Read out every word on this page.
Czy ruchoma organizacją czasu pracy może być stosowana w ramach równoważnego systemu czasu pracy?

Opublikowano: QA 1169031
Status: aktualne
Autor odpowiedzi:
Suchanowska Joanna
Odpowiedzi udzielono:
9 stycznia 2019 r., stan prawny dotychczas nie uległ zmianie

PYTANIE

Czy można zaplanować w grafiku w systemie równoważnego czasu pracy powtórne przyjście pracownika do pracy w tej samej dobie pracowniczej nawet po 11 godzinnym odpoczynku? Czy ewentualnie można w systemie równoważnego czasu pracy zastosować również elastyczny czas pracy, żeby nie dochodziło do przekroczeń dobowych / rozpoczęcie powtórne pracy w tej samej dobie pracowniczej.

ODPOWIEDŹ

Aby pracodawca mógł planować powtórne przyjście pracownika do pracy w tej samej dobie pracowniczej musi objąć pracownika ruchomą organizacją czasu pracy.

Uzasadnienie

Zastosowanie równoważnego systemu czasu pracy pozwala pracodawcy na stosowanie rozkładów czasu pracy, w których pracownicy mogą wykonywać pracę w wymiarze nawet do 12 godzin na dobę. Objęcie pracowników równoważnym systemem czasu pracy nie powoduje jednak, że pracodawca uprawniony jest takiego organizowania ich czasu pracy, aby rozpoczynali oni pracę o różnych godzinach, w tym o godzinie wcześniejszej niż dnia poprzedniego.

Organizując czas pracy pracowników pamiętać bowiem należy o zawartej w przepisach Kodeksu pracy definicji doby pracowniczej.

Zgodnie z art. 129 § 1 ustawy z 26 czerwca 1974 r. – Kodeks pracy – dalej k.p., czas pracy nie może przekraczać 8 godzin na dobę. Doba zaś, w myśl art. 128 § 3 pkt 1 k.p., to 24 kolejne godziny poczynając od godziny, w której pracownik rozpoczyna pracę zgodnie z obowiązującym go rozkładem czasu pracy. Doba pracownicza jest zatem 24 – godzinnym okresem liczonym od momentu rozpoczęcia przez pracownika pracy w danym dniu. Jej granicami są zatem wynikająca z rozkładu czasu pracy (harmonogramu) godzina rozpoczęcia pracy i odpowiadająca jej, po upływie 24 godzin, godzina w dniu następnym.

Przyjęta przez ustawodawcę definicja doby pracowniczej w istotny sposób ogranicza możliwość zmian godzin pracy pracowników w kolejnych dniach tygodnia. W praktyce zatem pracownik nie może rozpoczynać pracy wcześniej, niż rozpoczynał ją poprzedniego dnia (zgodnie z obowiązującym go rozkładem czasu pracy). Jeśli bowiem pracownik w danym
+++
* _Exercise description_
From the records above, extract every entry verbatim.

* _Output_
Read out every word on this page.
Czy ruchoma organizacją czasu pracy może być stosowana w ramach równoważnego systemu czasu pracy?

Opublikowano: QA 1169031
Status: aktualne
Autor odpowiedzi:
Suchanowska Joanna
Odpowiedzi udzielono:
9 stycznia 2019 r., stan prawny dotychczas nie uległ zmianie

PYTANIE

Czy można zaplanować w grafiku w systemie równoważnego czasu pracy powtórne przyjście pracownika do pracy w tej samej dobie pracowniczej nawet po 11 godzinnym odpoczynku? Czy ewentualnie można w systemie równoważnego czasu pracy zastosować również elastyczny czas pracy, żeby nie dochodziło do przekroczeń dobowych / rozpoczęcie powtórne pracy w tej samej dobie pracowniczej.

ODPOWIEDŹ

Aby pracodawca mógł planować powtórne przyjście pracownika do pracy w tej samej dobie pracowniczej musi objąć pracownika ruchomą organizacją czasu pracy.

Uzasadnienie

Zastosowanie równoważnego systemu czasu pracy pozwala pracodawcy na stosowanie rozkładów czasu pracy, w których pracownicy mogą wykonywać pracę w wymiarze nawet do 12 godzin na dobę. Objęcie pracowników równoważnym systemem czasu pracy nie powoduje jednak, że pracodawca uprawniony jest takiego organizowania ich czasu pracy, aby rozpoczynali oni pracę o różnych godzinach, w tym o godzinie wcześniejszej niż dnia poprzedniego.

Organizując czas pracy pracowników pamiętać bowiem należy o zawartej w przepisach Kodeksu pracy definicji doby pracowniczej.

Zgodnie z art. 129 § 1 ustawy z 26 czerwca 1974 r. – Kodeks pracy – dalej k.p., czas pracy nie może przekraczać 8 godzin na dobę. Doba zaś, w myśl art. 128 § 3 pkt 1 k.p., to 24 kolejne godziny poczynając od godziny, w której pracownik rozpoczyna pracę zgodnie z obowiązującym go rozkładem czasu pracy. Doba pracownicza jest zatem 24 – godzinnym okresem liczonym od momentu rozpoczęcia przez pracownika pracy w danym dniu. Jej granicami są zatem wynikająca z rozkładu czasu pracy (harmonogramu) godzina rozpoczęcia pracy i odpowiadająca jej, po upływie 24 godzin, godzina w dniu następnym.

Przyjęta przez ustawodawcę definicja doby pracowniczej w istotny sposób ogranicza możliwość zmian godzin pracy pracowników w kolejnych dniach tygodnia. W praktyce zatem pracownik nie może rozpoczynać pracy wcześniej, niż rozpoczynał ją poprzedniego dnia (zgodnie z obowiązującym go rozkładem czasu pracy). Jeśli bowiem pracownik w danym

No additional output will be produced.